=== PROBLEM DESCRIPTION ===
What lines in the records include the string "avatar"? Return each one.

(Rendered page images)
┄┄┄┄┄┄
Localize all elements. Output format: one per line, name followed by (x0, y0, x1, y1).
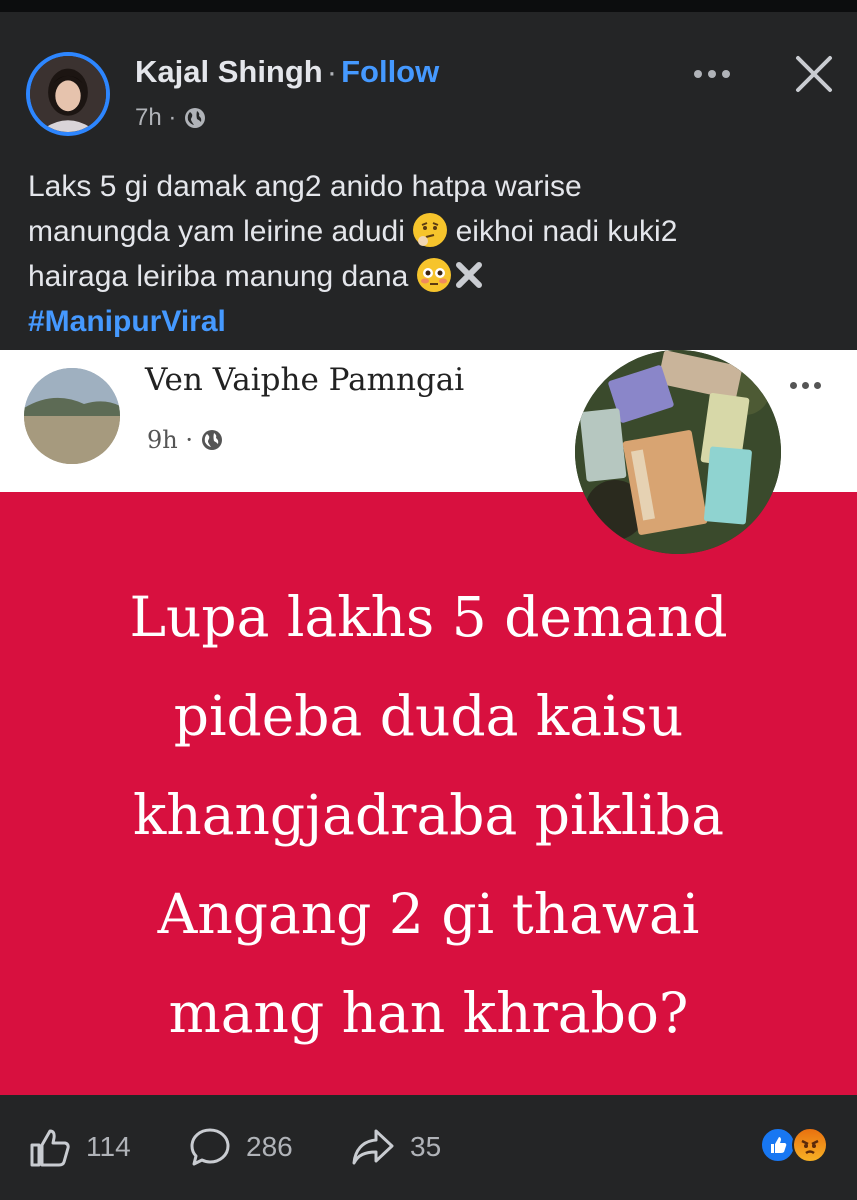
separator-dot: · (326, 54, 338, 89)
text-line: Angang 2 gi thawai (157, 882, 700, 946)
shared-author-avatar (24, 368, 120, 464)
reactions-summary[interactable] (760, 1125, 836, 1165)
shared-author-name: Ven Vaiphe Pamngai (145, 362, 465, 398)
post-time[interactable]: 7h · (135, 104, 176, 132)
post-meta: 7h · (135, 104, 206, 132)
post-caption: Laks 5 gi damak ang2 anido hatpa warise … (28, 164, 838, 344)
shared-post-text: Lupa lakhs 5 demand pideba duda kaisu kh… (30, 568, 827, 1063)
share-arrow-icon (352, 1129, 394, 1165)
text-line: mang han khrabo? (168, 981, 689, 1045)
text-line: khangjadraba pikliba (132, 783, 725, 847)
action-bar: 114 286 35 (0, 1095, 857, 1200)
money-photo (575, 350, 781, 554)
caption-line: hairaga leiriba manung dana (28, 254, 838, 299)
close-icon[interactable] (792, 52, 836, 96)
like-count: 114 (86, 1131, 131, 1162)
comment-button[interactable]: 286 (188, 1125, 293, 1169)
post-header: Kajal Shingh · Follow 7h · Laks 5 gi damak… (0, 12, 857, 350)
globe-icon (201, 430, 222, 450)
flushed-face-emoji (416, 258, 451, 292)
caption-line: Laks 5 gi damak ang2 anido hatpa warise (28, 170, 582, 203)
shared-post-meta: 9h · (147, 426, 223, 454)
author-avatar[interactable] (26, 52, 110, 136)
shared-post-time: 9h · (147, 426, 193, 454)
thumbs-up-icon (30, 1129, 70, 1167)
caption-text: manungda yam leirine adudi (28, 215, 405, 248)
caption-text: hairaga leiriba manung dana (28, 260, 409, 293)
author-line: Kajal Shingh · Follow (135, 54, 439, 90)
hashtag-link[interactable]: #ManipurViral (28, 299, 838, 344)
like-button[interactable]: 114 (28, 1125, 131, 1169)
follow-button[interactable]: Follow (341, 54, 439, 89)
share-button[interactable]: 35 (350, 1125, 441, 1169)
status-bar (0, 0, 857, 12)
angry-reaction-icon (792, 1127, 828, 1163)
comment-bubble-icon (190, 1128, 230, 1166)
text-line: Lupa lakhs 5 demand (129, 585, 728, 649)
shared-post-image[interactable]: Ven Vaiphe Pamngai 9h · Lupa lakhs 5 dem (0, 350, 857, 1095)
cross-mark-emoji (451, 258, 487, 292)
more-options-icon (790, 382, 821, 389)
thinking-face-emoji (413, 213, 448, 247)
like-reaction-icon (760, 1127, 796, 1163)
more-options-icon[interactable] (694, 64, 740, 84)
caption-text: eikhoi nadi kuki2 (455, 215, 678, 248)
comment-count: 286 (246, 1131, 293, 1162)
caption-line: manungda yam leirine adudi eikhoi nadi k… (28, 209, 838, 254)
globe-icon (185, 108, 206, 128)
text-line: pideba duda kaisu (173, 684, 684, 748)
author-name[interactable]: Kajal Shingh (135, 54, 323, 89)
share-count: 35 (410, 1131, 442, 1162)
┄┄┄┄┄┄
=== TASK RESPONSE ===
shared-author-avatar (24, 368, 120, 464)
author-avatar[interactable] (26, 52, 110, 136)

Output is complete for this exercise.